--- BEGIN The input ---

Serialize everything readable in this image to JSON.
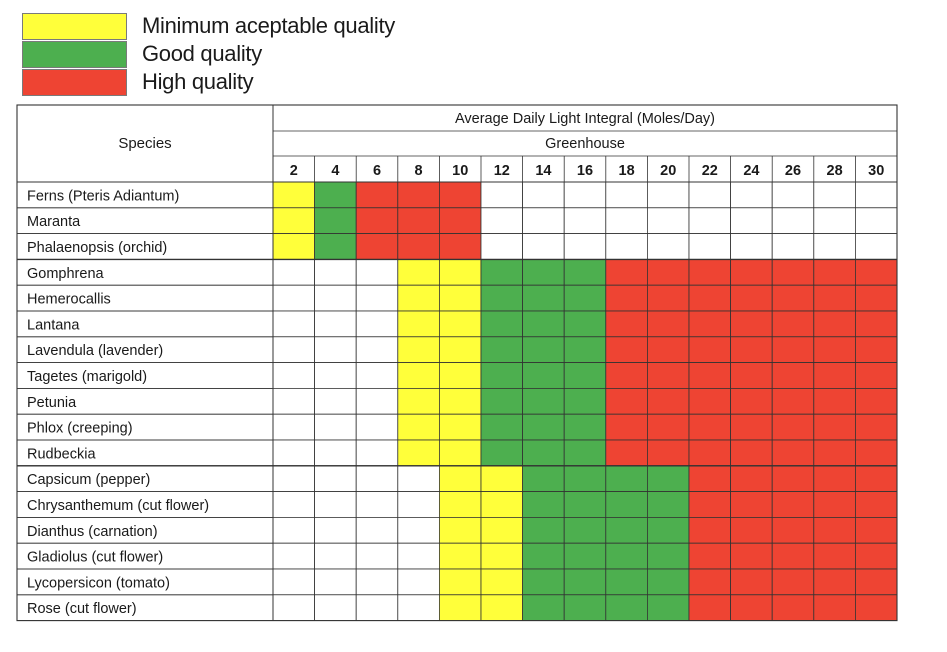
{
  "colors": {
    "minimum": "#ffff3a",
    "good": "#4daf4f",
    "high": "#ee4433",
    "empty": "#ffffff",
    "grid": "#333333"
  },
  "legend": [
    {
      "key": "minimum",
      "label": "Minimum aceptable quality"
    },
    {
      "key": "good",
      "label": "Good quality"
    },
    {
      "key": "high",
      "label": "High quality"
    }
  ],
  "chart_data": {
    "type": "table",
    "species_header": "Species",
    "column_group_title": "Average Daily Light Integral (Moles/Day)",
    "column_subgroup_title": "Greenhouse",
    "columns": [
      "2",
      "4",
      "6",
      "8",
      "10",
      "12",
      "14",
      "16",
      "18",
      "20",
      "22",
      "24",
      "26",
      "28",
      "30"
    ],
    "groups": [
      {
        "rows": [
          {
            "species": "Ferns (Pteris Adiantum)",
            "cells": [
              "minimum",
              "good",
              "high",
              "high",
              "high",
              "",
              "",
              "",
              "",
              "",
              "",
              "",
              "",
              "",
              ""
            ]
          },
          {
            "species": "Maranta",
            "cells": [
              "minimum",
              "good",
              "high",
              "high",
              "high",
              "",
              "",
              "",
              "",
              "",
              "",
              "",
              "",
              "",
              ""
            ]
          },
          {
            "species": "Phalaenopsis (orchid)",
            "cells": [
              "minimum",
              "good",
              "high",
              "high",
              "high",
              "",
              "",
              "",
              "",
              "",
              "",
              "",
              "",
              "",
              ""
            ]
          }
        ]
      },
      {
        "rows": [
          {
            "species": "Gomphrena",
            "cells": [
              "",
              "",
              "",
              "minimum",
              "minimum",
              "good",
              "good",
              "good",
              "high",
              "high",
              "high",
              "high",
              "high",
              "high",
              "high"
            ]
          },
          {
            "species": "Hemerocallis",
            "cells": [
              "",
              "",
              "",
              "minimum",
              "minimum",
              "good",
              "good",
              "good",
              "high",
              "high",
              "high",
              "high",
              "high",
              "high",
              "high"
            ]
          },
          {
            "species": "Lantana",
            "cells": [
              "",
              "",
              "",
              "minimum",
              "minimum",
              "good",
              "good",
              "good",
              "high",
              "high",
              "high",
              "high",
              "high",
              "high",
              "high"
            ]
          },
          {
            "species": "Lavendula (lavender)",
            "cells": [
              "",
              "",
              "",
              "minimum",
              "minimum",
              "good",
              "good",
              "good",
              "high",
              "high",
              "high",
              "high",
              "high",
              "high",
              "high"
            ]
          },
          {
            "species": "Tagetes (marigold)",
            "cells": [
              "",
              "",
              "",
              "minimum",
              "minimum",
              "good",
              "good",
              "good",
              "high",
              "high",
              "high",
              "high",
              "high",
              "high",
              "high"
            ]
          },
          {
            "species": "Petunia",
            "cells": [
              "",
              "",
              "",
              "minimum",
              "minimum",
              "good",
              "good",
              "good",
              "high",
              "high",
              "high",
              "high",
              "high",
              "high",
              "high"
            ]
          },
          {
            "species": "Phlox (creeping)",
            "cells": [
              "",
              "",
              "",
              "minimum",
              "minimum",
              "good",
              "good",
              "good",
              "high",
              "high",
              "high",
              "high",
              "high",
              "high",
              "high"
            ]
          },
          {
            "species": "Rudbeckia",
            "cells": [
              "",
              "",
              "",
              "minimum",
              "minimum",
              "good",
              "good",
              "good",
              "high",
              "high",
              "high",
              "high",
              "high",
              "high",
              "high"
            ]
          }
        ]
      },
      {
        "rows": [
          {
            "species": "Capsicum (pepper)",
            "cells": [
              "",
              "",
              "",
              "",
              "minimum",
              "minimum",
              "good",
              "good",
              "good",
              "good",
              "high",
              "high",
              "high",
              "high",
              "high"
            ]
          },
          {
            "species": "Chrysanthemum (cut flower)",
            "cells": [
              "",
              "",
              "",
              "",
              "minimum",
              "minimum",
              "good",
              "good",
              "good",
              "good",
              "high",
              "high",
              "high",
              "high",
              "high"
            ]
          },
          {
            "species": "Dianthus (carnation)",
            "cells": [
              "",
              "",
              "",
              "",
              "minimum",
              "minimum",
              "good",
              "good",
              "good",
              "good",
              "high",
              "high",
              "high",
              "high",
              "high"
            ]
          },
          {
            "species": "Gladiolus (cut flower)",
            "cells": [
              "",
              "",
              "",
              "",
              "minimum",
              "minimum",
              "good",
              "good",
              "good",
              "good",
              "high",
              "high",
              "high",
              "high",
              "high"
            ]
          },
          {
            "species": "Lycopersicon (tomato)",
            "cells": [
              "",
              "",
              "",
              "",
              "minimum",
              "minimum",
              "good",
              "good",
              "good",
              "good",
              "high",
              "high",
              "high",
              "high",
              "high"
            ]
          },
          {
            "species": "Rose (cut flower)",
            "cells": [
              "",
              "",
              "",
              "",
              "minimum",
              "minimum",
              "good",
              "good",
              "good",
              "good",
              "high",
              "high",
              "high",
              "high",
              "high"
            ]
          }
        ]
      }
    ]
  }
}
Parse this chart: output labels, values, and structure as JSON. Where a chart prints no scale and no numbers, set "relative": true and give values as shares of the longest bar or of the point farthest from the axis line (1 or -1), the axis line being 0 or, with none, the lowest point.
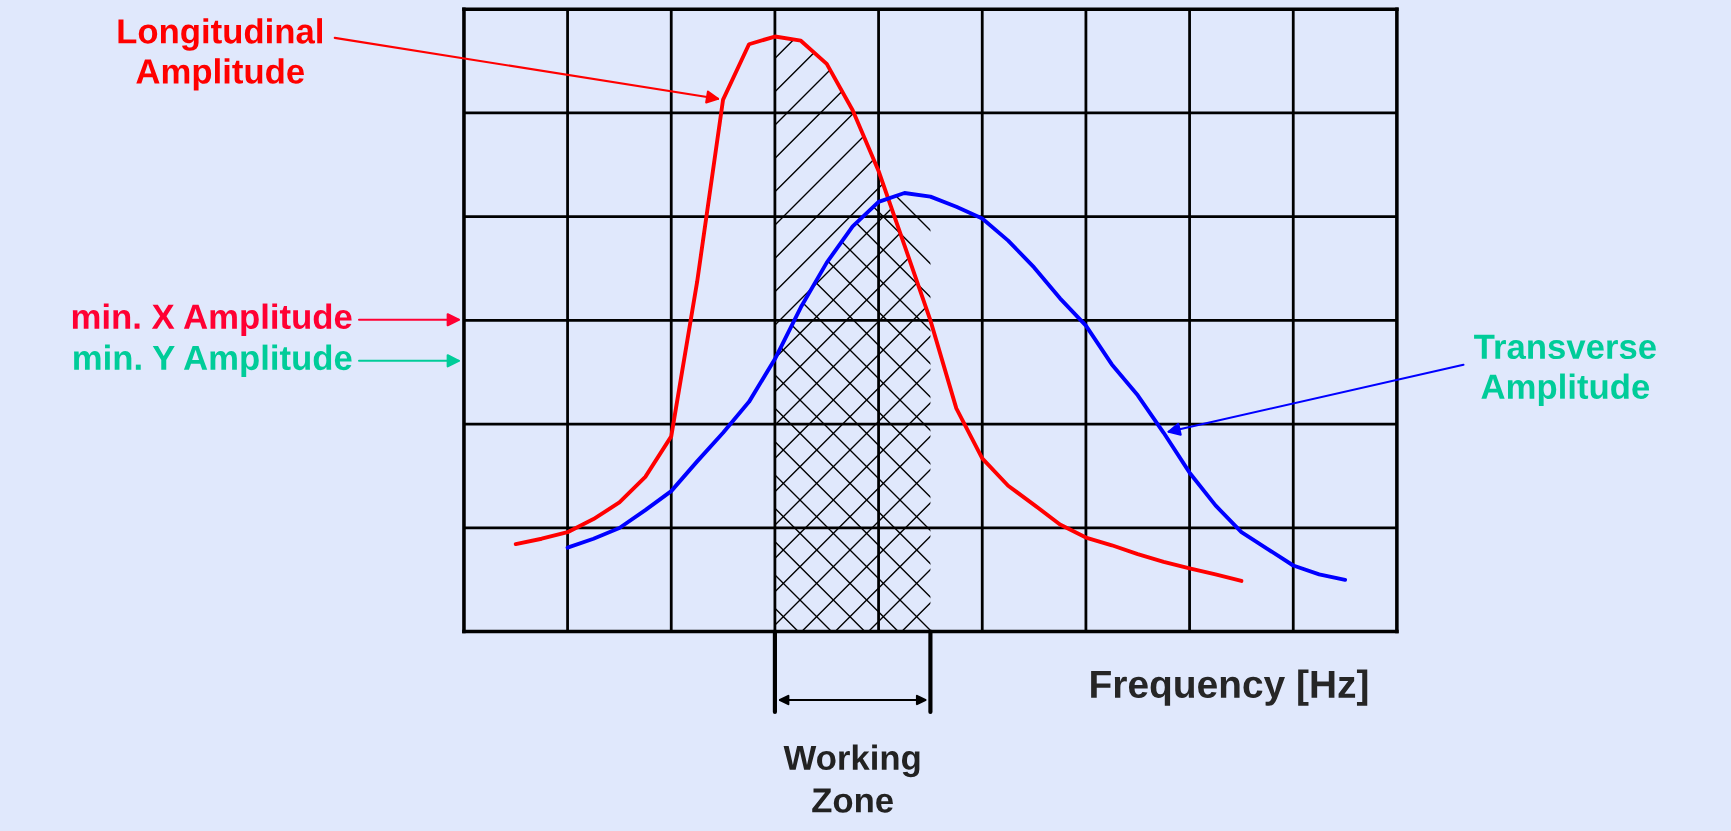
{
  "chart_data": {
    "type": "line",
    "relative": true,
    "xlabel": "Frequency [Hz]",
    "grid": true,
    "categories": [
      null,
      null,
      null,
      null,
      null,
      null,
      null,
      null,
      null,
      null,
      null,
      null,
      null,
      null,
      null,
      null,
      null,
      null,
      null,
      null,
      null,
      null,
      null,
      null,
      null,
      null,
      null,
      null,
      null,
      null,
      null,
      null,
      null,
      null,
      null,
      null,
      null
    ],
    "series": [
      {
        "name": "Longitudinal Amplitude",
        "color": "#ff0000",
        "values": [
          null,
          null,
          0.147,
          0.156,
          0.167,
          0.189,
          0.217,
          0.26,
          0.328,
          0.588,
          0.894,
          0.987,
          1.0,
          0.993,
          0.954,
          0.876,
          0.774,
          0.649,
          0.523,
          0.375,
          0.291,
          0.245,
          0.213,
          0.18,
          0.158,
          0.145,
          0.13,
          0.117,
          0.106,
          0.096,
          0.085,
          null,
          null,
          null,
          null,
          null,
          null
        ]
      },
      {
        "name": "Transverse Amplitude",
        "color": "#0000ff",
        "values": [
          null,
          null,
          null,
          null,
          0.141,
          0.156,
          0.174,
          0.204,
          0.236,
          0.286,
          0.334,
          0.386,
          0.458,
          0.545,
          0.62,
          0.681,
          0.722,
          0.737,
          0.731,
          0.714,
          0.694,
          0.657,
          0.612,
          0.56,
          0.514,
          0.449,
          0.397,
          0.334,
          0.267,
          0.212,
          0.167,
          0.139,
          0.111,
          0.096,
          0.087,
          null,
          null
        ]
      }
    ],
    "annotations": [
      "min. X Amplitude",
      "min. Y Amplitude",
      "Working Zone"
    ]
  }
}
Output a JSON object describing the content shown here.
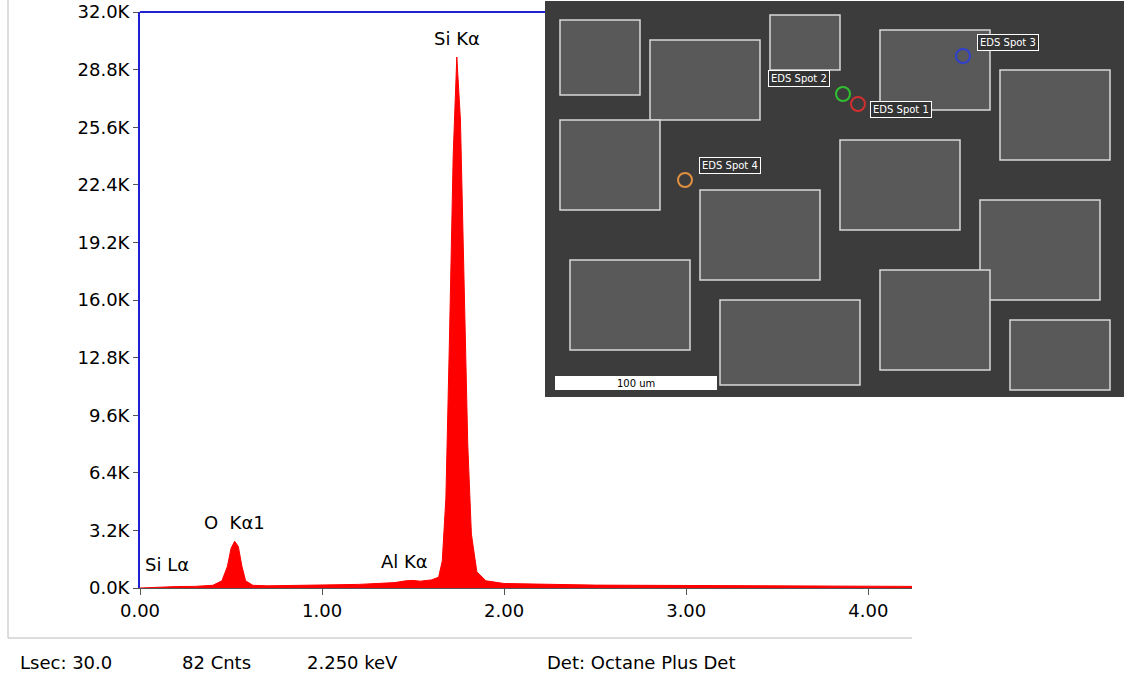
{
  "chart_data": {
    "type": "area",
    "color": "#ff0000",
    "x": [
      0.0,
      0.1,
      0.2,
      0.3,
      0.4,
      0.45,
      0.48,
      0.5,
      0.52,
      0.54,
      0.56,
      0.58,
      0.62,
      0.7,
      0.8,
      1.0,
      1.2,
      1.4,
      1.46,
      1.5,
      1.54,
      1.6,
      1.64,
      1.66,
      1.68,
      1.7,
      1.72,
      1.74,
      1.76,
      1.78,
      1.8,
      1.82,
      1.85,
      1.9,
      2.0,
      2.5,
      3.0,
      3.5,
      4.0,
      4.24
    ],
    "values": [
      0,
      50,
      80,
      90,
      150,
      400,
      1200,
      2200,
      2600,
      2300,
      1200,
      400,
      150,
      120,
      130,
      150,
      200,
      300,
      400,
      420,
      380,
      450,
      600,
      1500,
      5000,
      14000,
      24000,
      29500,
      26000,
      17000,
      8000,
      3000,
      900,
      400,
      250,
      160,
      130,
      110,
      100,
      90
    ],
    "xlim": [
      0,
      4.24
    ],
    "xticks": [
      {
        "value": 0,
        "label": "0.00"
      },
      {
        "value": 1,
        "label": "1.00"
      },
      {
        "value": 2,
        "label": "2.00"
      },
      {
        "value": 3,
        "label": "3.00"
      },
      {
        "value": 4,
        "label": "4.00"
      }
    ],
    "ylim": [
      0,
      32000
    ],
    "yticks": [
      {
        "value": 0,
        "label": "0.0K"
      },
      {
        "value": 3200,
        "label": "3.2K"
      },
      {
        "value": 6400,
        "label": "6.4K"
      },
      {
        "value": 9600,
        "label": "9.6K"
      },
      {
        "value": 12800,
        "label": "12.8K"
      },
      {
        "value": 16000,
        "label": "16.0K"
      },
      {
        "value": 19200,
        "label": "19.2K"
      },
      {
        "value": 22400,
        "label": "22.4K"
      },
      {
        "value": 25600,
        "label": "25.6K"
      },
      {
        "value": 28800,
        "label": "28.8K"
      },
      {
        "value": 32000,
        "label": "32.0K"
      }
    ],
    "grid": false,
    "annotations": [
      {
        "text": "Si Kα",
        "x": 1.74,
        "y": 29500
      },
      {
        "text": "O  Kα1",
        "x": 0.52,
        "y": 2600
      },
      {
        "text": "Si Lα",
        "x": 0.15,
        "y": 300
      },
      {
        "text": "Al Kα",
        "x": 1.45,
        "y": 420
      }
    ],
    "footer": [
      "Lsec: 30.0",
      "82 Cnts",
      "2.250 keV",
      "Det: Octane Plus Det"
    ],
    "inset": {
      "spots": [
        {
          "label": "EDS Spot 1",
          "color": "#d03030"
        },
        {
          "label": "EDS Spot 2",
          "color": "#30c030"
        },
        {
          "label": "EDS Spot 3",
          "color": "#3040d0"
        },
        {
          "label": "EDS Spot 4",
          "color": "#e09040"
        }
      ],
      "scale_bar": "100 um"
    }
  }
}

--- END The input ---

== Exercise requirements ==
Search the material above for "values". Pull out each line where it shows up.

== Final result ==
Parse this chart: output labels, values, and structure as JSON. Where a chart prints no scale and no numbers, set "relative": true and give values as shares of the longest bar or of the point farthest from the axis line (1 or -1), the axis line being 0 or, with none, the lowest point.
        "values": [
        "values": [
    "values": [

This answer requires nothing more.